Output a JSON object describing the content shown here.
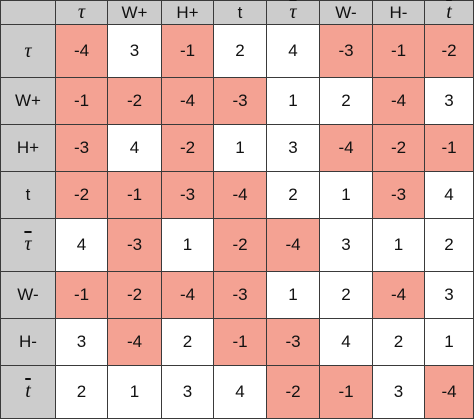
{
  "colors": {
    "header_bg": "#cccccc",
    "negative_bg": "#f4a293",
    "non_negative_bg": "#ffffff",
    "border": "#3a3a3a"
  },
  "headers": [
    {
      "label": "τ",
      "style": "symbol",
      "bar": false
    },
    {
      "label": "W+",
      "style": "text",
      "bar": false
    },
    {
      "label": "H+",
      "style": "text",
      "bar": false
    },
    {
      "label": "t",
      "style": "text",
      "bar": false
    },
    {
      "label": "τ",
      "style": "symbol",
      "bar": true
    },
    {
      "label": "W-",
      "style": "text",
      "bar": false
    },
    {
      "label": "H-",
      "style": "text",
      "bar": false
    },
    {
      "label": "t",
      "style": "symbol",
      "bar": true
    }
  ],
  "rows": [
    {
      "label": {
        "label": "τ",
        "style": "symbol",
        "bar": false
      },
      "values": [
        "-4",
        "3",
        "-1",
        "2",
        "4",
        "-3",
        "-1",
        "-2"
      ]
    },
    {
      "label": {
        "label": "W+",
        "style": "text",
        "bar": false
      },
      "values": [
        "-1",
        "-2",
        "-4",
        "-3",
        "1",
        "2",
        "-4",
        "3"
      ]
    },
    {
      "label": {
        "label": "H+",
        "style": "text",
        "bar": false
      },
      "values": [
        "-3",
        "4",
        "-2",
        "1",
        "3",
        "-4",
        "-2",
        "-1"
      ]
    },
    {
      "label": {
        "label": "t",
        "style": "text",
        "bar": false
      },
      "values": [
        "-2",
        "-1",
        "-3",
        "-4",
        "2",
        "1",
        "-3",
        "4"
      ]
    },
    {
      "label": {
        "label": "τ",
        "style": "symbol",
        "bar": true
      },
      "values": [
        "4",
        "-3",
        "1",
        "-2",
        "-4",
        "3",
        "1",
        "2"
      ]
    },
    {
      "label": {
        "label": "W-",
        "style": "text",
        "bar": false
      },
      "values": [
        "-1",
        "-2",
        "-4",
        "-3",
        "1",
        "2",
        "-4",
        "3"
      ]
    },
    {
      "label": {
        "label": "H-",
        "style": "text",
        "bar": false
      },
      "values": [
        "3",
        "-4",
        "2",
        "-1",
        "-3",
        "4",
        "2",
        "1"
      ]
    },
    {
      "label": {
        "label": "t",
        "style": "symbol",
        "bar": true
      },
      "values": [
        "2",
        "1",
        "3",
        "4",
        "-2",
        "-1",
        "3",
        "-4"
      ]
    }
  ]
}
# # # # # # #
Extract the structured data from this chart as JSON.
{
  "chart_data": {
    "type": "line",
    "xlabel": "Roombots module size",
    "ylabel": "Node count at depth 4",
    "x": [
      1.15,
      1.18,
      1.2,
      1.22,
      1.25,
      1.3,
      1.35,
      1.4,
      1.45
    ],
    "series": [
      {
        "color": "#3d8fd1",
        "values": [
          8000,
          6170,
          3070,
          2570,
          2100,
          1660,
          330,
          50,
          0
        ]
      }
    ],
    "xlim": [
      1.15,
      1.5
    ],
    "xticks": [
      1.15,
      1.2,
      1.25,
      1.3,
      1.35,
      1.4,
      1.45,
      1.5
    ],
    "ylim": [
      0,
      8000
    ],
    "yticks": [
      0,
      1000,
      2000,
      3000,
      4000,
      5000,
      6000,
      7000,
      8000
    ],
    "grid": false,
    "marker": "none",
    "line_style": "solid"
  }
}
# # # # # # #
GIVEN EXERCISE: Copy the lines from the entries above in which the word "JSON" appears.

SOLUTION TO THIS PROBLEM:
Output a JSON object describing the content shown here.
Extract the structured data from this chart as JSON.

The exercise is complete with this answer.